- TASK INPUT
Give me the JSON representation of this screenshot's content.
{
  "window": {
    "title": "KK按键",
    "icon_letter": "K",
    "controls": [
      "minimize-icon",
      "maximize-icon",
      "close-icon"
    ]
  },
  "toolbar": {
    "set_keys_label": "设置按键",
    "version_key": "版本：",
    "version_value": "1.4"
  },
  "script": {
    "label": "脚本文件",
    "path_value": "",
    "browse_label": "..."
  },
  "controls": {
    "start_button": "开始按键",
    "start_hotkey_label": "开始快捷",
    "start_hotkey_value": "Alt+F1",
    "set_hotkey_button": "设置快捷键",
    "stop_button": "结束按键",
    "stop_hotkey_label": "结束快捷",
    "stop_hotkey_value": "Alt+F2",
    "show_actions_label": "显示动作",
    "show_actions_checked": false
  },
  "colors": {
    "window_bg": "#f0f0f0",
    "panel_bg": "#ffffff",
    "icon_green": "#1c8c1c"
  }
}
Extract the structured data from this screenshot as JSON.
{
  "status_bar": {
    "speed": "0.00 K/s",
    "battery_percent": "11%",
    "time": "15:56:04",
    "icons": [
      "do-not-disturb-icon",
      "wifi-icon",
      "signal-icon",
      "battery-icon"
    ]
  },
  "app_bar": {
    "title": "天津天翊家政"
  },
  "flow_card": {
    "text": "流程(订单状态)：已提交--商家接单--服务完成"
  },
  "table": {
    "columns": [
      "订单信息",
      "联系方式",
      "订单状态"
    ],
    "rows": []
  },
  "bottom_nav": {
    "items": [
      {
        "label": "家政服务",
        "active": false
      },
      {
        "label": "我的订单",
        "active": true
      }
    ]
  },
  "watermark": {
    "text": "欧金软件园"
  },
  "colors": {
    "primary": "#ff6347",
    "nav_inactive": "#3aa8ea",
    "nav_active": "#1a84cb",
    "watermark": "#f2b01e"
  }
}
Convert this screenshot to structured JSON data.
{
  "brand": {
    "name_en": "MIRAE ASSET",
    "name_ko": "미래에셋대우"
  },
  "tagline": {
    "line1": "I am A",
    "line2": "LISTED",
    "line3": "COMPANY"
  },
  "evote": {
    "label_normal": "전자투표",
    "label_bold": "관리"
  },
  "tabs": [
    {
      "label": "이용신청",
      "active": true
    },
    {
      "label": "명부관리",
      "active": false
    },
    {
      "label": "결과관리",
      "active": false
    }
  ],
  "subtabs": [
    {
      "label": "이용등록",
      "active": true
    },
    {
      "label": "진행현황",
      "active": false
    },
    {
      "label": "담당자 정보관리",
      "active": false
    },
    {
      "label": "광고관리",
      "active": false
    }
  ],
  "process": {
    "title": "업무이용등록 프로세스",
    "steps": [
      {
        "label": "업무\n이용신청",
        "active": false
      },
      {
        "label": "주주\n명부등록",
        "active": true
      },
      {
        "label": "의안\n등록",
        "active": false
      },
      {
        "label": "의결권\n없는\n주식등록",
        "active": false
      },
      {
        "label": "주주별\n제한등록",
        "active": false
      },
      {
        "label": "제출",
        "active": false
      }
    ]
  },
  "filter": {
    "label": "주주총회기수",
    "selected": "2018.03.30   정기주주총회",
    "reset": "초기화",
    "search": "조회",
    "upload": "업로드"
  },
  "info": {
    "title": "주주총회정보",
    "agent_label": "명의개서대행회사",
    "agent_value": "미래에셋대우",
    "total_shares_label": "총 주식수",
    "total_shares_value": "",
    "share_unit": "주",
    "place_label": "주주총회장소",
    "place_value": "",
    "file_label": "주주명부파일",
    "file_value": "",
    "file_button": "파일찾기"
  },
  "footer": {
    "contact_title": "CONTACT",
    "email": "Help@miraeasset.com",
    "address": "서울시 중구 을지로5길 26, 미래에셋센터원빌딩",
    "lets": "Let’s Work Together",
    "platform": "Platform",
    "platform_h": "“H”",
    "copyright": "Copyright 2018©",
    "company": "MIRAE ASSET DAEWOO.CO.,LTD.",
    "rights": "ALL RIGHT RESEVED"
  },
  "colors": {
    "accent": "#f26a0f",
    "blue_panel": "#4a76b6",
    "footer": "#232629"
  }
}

- EXERCISE TASK
Emit the records above again, exactly, with no line skipped.

- TASK SOLUTION
Give me the JSON representation of this screenshot's content.
{
  "window": {
    "title": "KK按键",
    "icon_letter": "K",
    "controls": [
      "minimize-icon",
      "maximize-icon",
      "close-icon"
    ]
  },
  "toolbar": {
    "set_keys_label": "设置按键",
    "version_key": "版本：",
    "version_value": "1.4"
  },
  "script": {
    "label": "脚本文件",
    "path_value": "",
    "browse_label": "..."
  },
  "controls": {
    "start_button": "开始按键",
    "start_hotkey_label": "开始快捷",
    "start_hotkey_value": "Alt+F1",
    "set_hotkey_button": "设置快捷键",
    "stop_button": "结束按键",
    "stop_hotkey_label": "结束快捷",
    "stop_hotkey_value": "Alt+F2",
    "show_actions_label": "显示动作",
    "show_actions_checked": false
  },
  "colors": {
    "window_bg": "#f0f0f0",
    "panel_bg": "#ffffff",
    "icon_green": "#1c8c1c"
  }
}
Extract the structured data from this screenshot as JSON.
{
  "status_bar": {
    "speed": "0.00 K/s",
    "battery_percent": "11%",
    "time": "15:56:04",
    "icons": [
      "do-not-disturb-icon",
      "wifi-icon",
      "signal-icon",
      "battery-icon"
    ]
  },
  "app_bar": {
    "title": "天津天翊家政"
  },
  "flow_card": {
    "text": "流程(订单状态)：已提交--商家接单--服务完成"
  },
  "table": {
    "columns": [
      "订单信息",
      "联系方式",
      "订单状态"
    ],
    "rows": []
  },
  "bottom_nav": {
    "items": [
      {
        "label": "家政服务",
        "active": false
      },
      {
        "label": "我的订单",
        "active": true
      }
    ]
  },
  "watermark": {
    "text": "欧金软件园"
  },
  "colors": {
    "primary": "#ff6347",
    "nav_inactive": "#3aa8ea",
    "nav_active": "#1a84cb",
    "watermark": "#f2b01e"
  }
}
Convert this screenshot to structured JSON data.
{
  "brand": {
    "name_en": "MIRAE ASSET",
    "name_ko": "미래에셋대우"
  },
  "tagline": {
    "line1": "I am A",
    "line2": "LISTED",
    "line3": "COMPANY"
  },
  "evote": {
    "label_normal": "전자투표",
    "label_bold": "관리"
  },
  "tabs": [
    {
      "label": "이용신청",
      "active": true
    },
    {
      "label": "명부관리",
      "active": false
    },
    {
      "label": "결과관리",
      "active": false
    }
  ],
  "subtabs": [
    {
      "label": "이용등록",
      "active": true
    },
    {
      "label": "진행현황",
      "active": false
    },
    {
      "label": "담당자 정보관리",
      "active": false
    },
    {
      "label": "광고관리",
      "active": false
    }
  ],
  "process": {
    "title": "업무이용등록 프로세스",
    "steps": [
      {
        "label": "업무\n이용신청",
        "active": false
      },
      {
        "label": "주주\n명부등록",
        "active": true
      },
      {
        "label": "의안\n등록",
        "active": false
      },
      {
        "label": "의결권\n없는\n주식등록",
        "active": false
      },
      {
        "label": "주주별\n제한등록",
        "active": false
      },
      {
        "label": "제출",
        "active": false
      }
    ]
  },
  "filter": {
    "label": "주주총회기수",
    "selected": "2018.03.30   정기주주총회",
    "reset": "초기화",
    "search": "조회",
    "upload": "업로드"
  },
  "info": {
    "title": "주주총회정보",
    "agent_label": "명의개서대행회사",
    "agent_value": "미래에셋대우",
    "total_shares_label": "총 주식수",
    "total_shares_value": "",
    "share_unit": "주",
    "place_label": "주주총회장소",
    "place_value": "",
    "file_label": "주주명부파일",
    "file_value": "",
    "file_button": "파일찾기"
  },
  "footer": {
    "contact_title": "CONTACT",
    "email": "Help@miraeasset.com",
    "address": "서울시 중구 을지로5길 26, 미래에셋센터원빌딩",
    "lets": "Let’s Work Together",
    "platform": "Platform",
    "platform_h": "“H”",
    "copyright": "Copyright 2018©",
    "company": "MIRAE ASSET DAEWOO.CO.,LTD.",
    "rights": "ALL RIGHT RESEVED"
  },
  "colors": {
    "accent": "#f26a0f",
    "blue_panel": "#4a76b6",
    "footer": "#232629"
  }
}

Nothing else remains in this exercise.